→ TASK SET:
1 - In the forum post about touring Germany by van, what was the actual bill for the stay at the Wolfsburg Stellplatz?
2 - The forum post about touring Germany by van includes a short key of terms. List each term in that key together with the meaning it gives.

→ PAGE:
OK, it's all about cars but Wolfsburg was a treat. The SP listed in the Borg book was €10 a night. We arrived late on day one and did VW on day two. What a great tour, we had a bit on the bus (there's no air in it it's hard to breath) through the factory and around VW city (AutoStadt). The Museum has probably the greatest collection of cars from all over the world and even meine Frau enjoyed it. We spent a few hours in there and could have spent longer. Elsewhere in AutoStadt were just showrooms except for Lambourghini which was nothing but contrived nonsense. I expected as per the Borg book to be paying €10 per night but by the time we were leaving I was ready to pay €40 for our stay, the bill was just €6. I paid it and ran back to van and made a 0-60 sprint for the barrier, shoved the Automat card in and it let us out !!!! Auf weidersehen Golfsburg!

Alsfeld / SP / Free / € All services
We found this little place by chance. A beautiful little place and free parking. Good Greek restaurant . Our last weekend in Germany. 

SP = Stellplatz
Strom = Electricity.
CS = Camp Site..

We thought that the German road signs were the worst we have ever came across. Autobahns are good but local road signs are poor most of them being at the junctions with little or no advanced warning. 

We had some great experiences with the Germans the balance is tipped in their favour I think, Many approached us and told us good places to go etc. In Dresden I was out late at night having a smoke and an older man walked by our van, I nodded to acknowledge him, he said 'Wilkommen' I was surprised by this but replied with Danke. We even had Germans telling us jokes. We had never heard of 'goosegot' but it means hello good day etc but caught us out. 

We wish we had known about Pfande's, which we called pa-fandies. This is deposits on glass and plastic bottles and is itemised on shop receipts we didn't check ours initially and threw some out, You'll even see Germans raking in buckets for them! It seems €0.25 each is the norm. So if you have pafandies on your shop receipt keep the bottles you can identify them by an additional recycling sign. The shops have Pfandeautomat's for you to return the bottles and it give you a credit voucher and yes the glass goes in them too. 

My wife wasn't keen on going to Germany but we both thoroughly enjoyed it, we'll definitely go back. 

Keith.


----------



## peejay (May 10, 2005)

→ ENTRIES SUPPLIED:
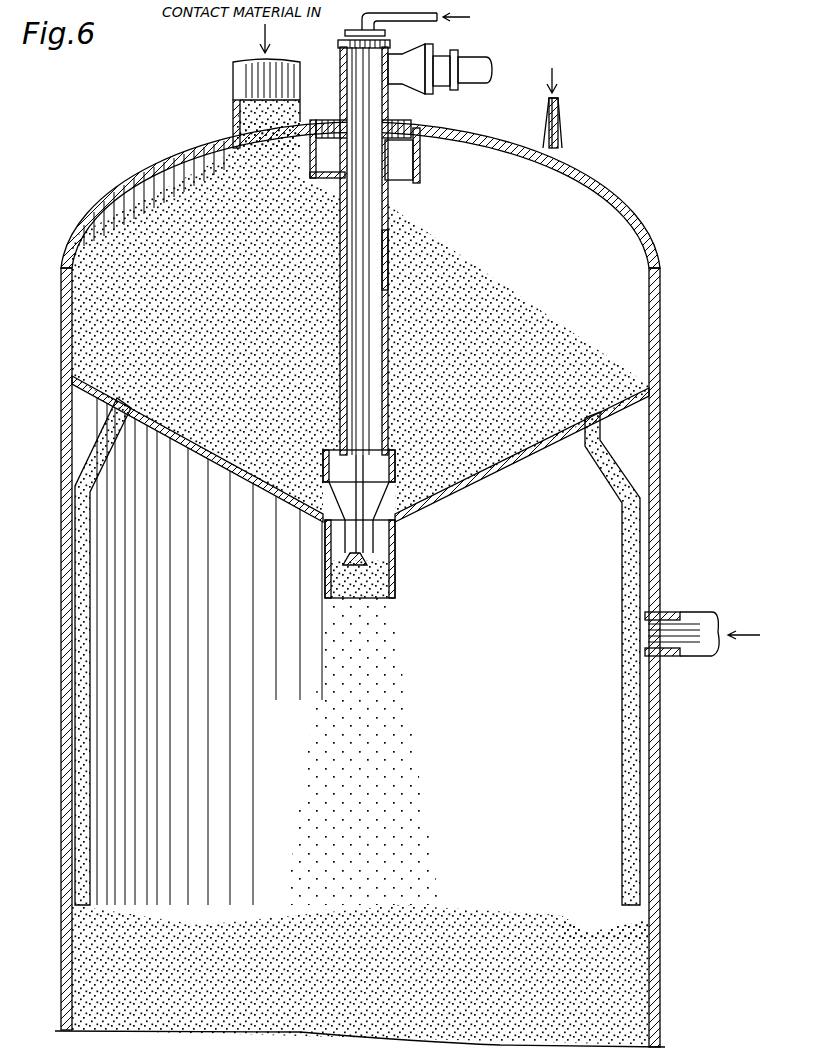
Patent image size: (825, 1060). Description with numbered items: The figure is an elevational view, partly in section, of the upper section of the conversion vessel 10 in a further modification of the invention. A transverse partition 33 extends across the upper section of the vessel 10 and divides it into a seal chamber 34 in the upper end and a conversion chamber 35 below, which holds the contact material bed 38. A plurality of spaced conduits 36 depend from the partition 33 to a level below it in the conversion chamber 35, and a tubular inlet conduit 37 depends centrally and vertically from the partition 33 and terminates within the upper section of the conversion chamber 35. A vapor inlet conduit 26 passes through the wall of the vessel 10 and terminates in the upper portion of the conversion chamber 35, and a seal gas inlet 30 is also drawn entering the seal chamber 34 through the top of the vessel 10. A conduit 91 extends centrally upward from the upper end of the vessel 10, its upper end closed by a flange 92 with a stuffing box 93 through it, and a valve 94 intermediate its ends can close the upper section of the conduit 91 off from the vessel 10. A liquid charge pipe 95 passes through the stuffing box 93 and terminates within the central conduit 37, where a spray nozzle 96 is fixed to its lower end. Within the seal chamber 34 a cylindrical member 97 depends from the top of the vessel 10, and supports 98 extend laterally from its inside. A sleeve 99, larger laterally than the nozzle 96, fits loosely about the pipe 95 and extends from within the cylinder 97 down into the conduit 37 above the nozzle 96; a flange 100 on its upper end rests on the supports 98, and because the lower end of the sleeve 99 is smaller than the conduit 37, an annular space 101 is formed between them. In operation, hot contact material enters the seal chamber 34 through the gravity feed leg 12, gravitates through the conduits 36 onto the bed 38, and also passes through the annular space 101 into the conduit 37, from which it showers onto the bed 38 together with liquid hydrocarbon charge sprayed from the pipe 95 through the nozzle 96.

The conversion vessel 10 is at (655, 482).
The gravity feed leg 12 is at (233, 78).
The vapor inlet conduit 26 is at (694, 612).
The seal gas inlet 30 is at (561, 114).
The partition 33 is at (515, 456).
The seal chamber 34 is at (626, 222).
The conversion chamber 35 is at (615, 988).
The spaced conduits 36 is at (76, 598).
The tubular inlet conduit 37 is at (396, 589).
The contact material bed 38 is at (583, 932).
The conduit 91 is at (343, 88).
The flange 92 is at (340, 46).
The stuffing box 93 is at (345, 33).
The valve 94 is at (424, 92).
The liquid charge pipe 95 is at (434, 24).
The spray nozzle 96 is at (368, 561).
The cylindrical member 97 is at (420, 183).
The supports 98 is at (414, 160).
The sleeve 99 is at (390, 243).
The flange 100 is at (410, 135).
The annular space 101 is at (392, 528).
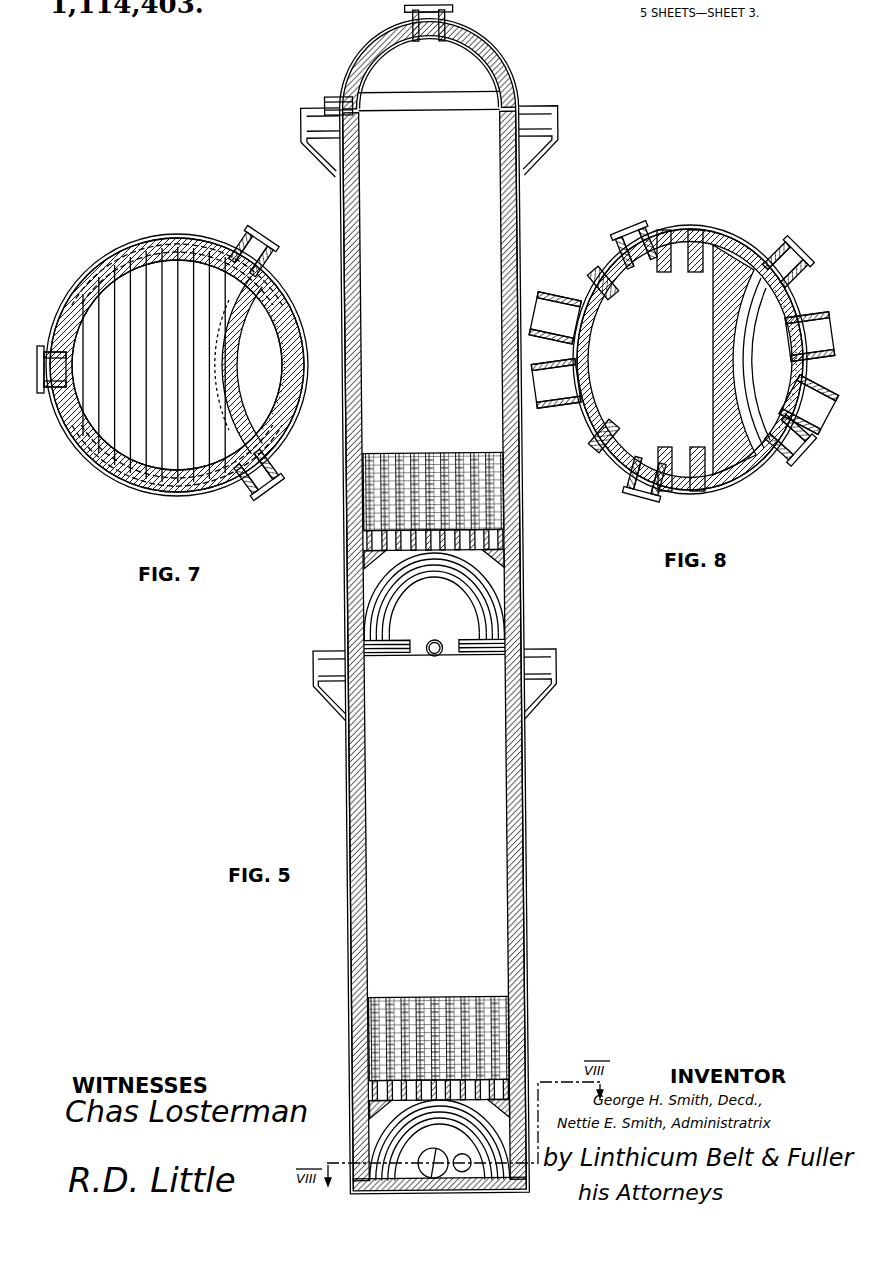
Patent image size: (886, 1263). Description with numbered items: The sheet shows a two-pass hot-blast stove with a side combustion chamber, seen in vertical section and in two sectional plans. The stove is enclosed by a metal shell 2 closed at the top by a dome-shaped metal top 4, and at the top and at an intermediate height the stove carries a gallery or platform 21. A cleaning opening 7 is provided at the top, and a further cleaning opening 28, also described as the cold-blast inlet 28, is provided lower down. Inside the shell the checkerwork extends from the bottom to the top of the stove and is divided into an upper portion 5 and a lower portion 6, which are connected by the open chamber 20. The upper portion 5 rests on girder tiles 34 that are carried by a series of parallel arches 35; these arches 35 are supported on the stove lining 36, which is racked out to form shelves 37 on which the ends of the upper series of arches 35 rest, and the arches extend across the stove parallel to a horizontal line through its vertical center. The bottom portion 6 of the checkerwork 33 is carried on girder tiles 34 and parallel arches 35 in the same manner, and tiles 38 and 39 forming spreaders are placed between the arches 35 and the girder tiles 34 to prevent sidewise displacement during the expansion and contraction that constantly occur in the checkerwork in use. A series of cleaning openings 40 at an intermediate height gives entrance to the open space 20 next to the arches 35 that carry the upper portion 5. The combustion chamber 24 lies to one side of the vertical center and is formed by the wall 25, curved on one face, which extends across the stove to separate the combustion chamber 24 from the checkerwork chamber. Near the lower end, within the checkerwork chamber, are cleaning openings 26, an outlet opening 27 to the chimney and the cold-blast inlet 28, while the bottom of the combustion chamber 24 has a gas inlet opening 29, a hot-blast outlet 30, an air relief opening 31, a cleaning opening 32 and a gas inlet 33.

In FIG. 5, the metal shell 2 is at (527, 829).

→ RESPONSE LIST:
1 - €6

2 -
SP = Stellplatz
Strom = Electricity
CS = Camp Site